*EXERCISE PROMPT:*
Copy every line from the material below that holds "image".

Records contained in a dataset
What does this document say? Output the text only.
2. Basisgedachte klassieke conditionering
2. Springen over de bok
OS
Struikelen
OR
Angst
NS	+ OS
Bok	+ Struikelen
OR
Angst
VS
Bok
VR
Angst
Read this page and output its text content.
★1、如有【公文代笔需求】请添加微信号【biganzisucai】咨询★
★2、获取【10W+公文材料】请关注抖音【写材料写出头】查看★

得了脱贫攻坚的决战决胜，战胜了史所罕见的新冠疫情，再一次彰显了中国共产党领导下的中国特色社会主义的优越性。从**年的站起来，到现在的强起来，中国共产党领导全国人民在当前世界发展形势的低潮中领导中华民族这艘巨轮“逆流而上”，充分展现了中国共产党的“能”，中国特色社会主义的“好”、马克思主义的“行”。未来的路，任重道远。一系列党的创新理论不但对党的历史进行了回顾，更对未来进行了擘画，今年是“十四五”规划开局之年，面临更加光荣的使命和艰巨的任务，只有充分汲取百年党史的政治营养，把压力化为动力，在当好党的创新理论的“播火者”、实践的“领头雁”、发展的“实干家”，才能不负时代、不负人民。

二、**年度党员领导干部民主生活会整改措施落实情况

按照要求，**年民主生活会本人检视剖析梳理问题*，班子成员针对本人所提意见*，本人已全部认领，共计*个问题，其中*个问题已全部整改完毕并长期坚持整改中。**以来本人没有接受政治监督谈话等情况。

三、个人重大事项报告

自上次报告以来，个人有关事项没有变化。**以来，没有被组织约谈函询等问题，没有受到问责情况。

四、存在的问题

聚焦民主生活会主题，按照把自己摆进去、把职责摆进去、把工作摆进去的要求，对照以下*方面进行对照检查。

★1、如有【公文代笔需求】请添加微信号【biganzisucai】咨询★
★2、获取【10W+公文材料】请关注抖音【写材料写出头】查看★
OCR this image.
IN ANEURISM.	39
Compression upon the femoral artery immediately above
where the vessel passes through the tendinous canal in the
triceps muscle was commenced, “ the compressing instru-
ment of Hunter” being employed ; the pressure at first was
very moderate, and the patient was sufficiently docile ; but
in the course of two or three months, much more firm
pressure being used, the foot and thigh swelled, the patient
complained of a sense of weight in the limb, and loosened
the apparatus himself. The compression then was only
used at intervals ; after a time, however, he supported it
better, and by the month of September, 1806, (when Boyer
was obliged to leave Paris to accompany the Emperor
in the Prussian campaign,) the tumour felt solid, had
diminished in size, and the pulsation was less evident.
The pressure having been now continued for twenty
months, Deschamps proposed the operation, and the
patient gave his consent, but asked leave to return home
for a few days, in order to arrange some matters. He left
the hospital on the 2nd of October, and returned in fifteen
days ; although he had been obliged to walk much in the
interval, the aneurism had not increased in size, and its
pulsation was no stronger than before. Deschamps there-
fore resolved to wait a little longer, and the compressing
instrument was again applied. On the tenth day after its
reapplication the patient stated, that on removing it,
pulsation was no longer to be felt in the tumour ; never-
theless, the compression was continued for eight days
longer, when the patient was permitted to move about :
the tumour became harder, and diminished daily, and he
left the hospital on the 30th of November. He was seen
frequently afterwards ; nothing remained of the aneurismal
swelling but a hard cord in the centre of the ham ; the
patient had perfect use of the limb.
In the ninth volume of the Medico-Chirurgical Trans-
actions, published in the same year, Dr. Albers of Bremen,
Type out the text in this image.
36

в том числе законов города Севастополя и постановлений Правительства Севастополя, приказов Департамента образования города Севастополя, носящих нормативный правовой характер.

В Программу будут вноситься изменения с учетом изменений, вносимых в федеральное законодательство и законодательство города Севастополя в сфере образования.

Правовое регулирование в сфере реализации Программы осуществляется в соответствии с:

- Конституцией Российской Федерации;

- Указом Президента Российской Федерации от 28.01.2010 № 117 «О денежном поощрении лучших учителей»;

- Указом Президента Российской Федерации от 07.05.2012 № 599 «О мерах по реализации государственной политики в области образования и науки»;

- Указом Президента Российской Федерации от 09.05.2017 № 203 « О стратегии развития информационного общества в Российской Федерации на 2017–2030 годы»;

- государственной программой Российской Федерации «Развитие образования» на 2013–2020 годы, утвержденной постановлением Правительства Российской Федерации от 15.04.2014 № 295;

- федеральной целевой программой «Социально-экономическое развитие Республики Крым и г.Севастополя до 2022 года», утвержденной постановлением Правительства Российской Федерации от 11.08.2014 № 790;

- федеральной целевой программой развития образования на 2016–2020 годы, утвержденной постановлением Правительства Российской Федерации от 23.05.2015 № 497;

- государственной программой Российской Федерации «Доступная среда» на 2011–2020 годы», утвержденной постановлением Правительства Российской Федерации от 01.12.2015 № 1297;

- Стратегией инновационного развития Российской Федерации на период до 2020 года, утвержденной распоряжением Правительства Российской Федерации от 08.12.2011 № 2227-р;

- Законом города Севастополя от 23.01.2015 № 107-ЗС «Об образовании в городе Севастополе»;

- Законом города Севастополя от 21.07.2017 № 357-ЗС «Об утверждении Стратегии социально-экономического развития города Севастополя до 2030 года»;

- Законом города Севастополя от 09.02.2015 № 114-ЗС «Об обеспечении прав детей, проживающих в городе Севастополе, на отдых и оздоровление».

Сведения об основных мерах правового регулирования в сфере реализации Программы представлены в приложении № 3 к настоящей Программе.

*ANSWER TO THIS PROBLEM:*
OCR this image.
Type out the text in this image.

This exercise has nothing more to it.